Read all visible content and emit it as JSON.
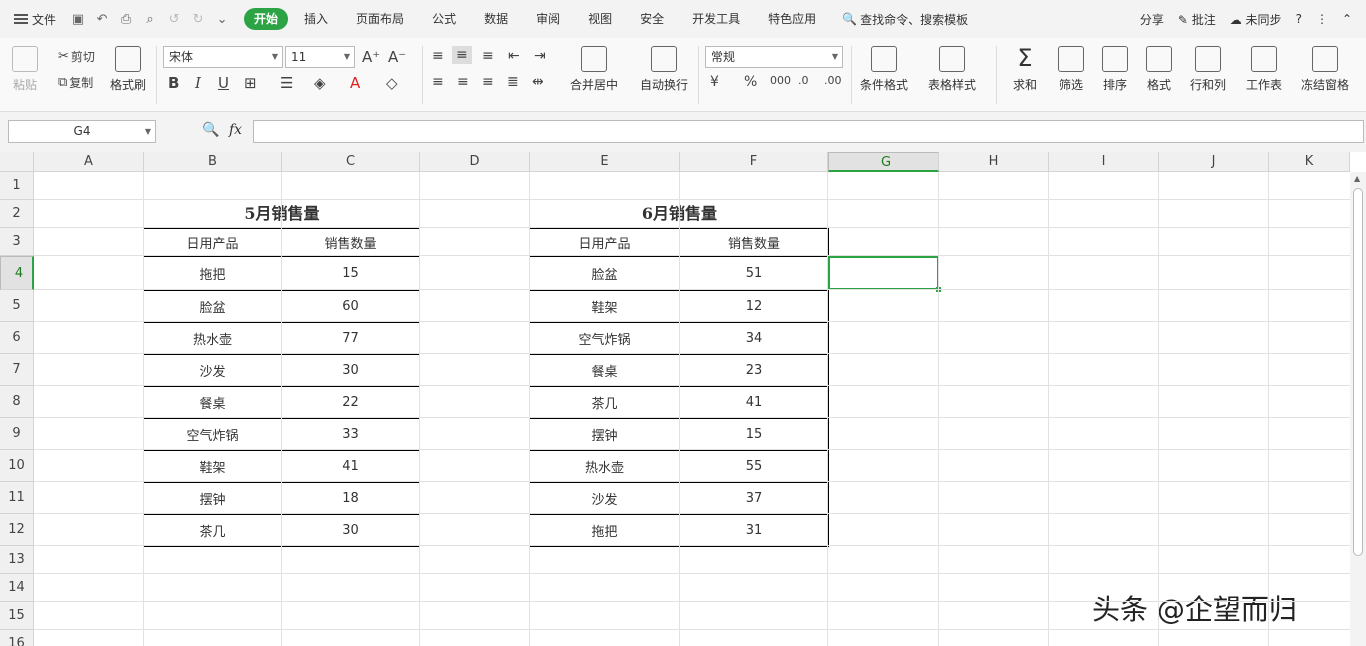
{
  "menu": {
    "file": "文件",
    "tabs": [
      "开始",
      "插入",
      "页面布局",
      "公式",
      "数据",
      "审阅",
      "视图",
      "安全",
      "开发工具",
      "特色应用"
    ],
    "active_tab": "开始",
    "search": "查找命令、搜索模板",
    "share": "分享",
    "comment": "批注",
    "sync": "未同步",
    "help": "?"
  },
  "ribbon": {
    "paste": "粘贴",
    "cut": "剪切",
    "copy": "复制",
    "format_painter": "格式刷",
    "font": "宋体",
    "size": "11",
    "merge": "合并居中",
    "wrap": "自动换行",
    "number_format": "常规",
    "cond_format": "条件格式",
    "table_style": "表格样式",
    "sum": "求和",
    "filter": "筛选",
    "sort": "排序",
    "format": "格式",
    "rows_cols": "行和列",
    "sheet": "工作表",
    "freeze": "冻结窗格"
  },
  "formula": {
    "cell_ref": "G4",
    "fx": "fx",
    "value": ""
  },
  "columns": [
    "A",
    "B",
    "C",
    "D",
    "E",
    "F",
    "G",
    "H",
    "I",
    "J",
    "K"
  ],
  "selected_col": "G",
  "rows": [
    "1",
    "2",
    "3",
    "4",
    "5",
    "6",
    "7",
    "8",
    "9",
    "10",
    "11",
    "12",
    "13",
    "14",
    "15",
    "16"
  ],
  "selected_row": "4",
  "table_may": {
    "title": "5月销售量",
    "headers": [
      "日用产品",
      "销售数量"
    ],
    "rows": [
      [
        "拖把",
        "15"
      ],
      [
        "脸盆",
        "60"
      ],
      [
        "热水壶",
        "77"
      ],
      [
        "沙发",
        "30"
      ],
      [
        "餐桌",
        "22"
      ],
      [
        "空气炸锅",
        "33"
      ],
      [
        "鞋架",
        "41"
      ],
      [
        "摆钟",
        "18"
      ],
      [
        "茶几",
        "30"
      ]
    ]
  },
  "table_june": {
    "title": "6月销售量",
    "headers": [
      "日用产品",
      "销售数量"
    ],
    "rows": [
      [
        "脸盆",
        "51"
      ],
      [
        "鞋架",
        "12"
      ],
      [
        "空气炸锅",
        "34"
      ],
      [
        "餐桌",
        "23"
      ],
      [
        "茶几",
        "41"
      ],
      [
        "摆钟",
        "15"
      ],
      [
        "热水壶",
        "55"
      ],
      [
        "沙发",
        "37"
      ],
      [
        "拖把",
        "31"
      ]
    ]
  },
  "watermark": "头条 @企望而归"
}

• Task requirements:
Reproduce all of the data exactly; the pictures do not belong in the copy.

• Solution to this exercise:
Read all visible content and emit it as JSON.
{
  "menu": {
    "file": "文件",
    "tabs": [
      "开始",
      "插入",
      "页面布局",
      "公式",
      "数据",
      "审阅",
      "视图",
      "安全",
      "开发工具",
      "特色应用"
    ],
    "active_tab": "开始",
    "search": "查找命令、搜索模板",
    "share": "分享",
    "comment": "批注",
    "sync": "未同步",
    "help": "?"
  },
  "ribbon": {
    "paste": "粘贴",
    "cut": "剪切",
    "copy": "复制",
    "format_painter": "格式刷",
    "font": "宋体",
    "size": "11",
    "merge": "合并居中",
    "wrap": "自动换行",
    "number_format": "常规",
    "cond_format": "条件格式",
    "table_style": "表格样式",
    "sum": "求和",
    "filter": "筛选",
    "sort": "排序",
    "format": "格式",
    "rows_cols": "行和列",
    "sheet": "工作表",
    "freeze": "冻结窗格"
  },
  "formula": {
    "cell_ref": "G4",
    "fx": "fx",
    "value": ""
  },
  "columns": [
    "A",
    "B",
    "C",
    "D",
    "E",
    "F",
    "G",
    "H",
    "I",
    "J",
    "K"
  ],
  "selected_col": "G",
  "rows": [
    "1",
    "2",
    "3",
    "4",
    "5",
    "6",
    "7",
    "8",
    "9",
    "10",
    "11",
    "12",
    "13",
    "14",
    "15",
    "16"
  ],
  "selected_row": "4",
  "table_may": {
    "title": "5月销售量",
    "headers": [
      "日用产品",
      "销售数量"
    ],
    "rows": [
      [
        "拖把",
        "15"
      ],
      [
        "脸盆",
        "60"
      ],
      [
        "热水壶",
        "77"
      ],
      [
        "沙发",
        "30"
      ],
      [
        "餐桌",
        "22"
      ],
      [
        "空气炸锅",
        "33"
      ],
      [
        "鞋架",
        "41"
      ],
      [
        "摆钟",
        "18"
      ],
      [
        "茶几",
        "30"
      ]
    ]
  },
  "table_june": {
    "title": "6月销售量",
    "headers": [
      "日用产品",
      "销售数量"
    ],
    "rows": [
      [
        "脸盆",
        "51"
      ],
      [
        "鞋架",
        "12"
      ],
      [
        "空气炸锅",
        "34"
      ],
      [
        "餐桌",
        "23"
      ],
      [
        "茶几",
        "41"
      ],
      [
        "摆钟",
        "15"
      ],
      [
        "热水壶",
        "55"
      ],
      [
        "沙发",
        "37"
      ],
      [
        "拖把",
        "31"
      ]
    ]
  },
  "watermark": "头条 @企望而归"
}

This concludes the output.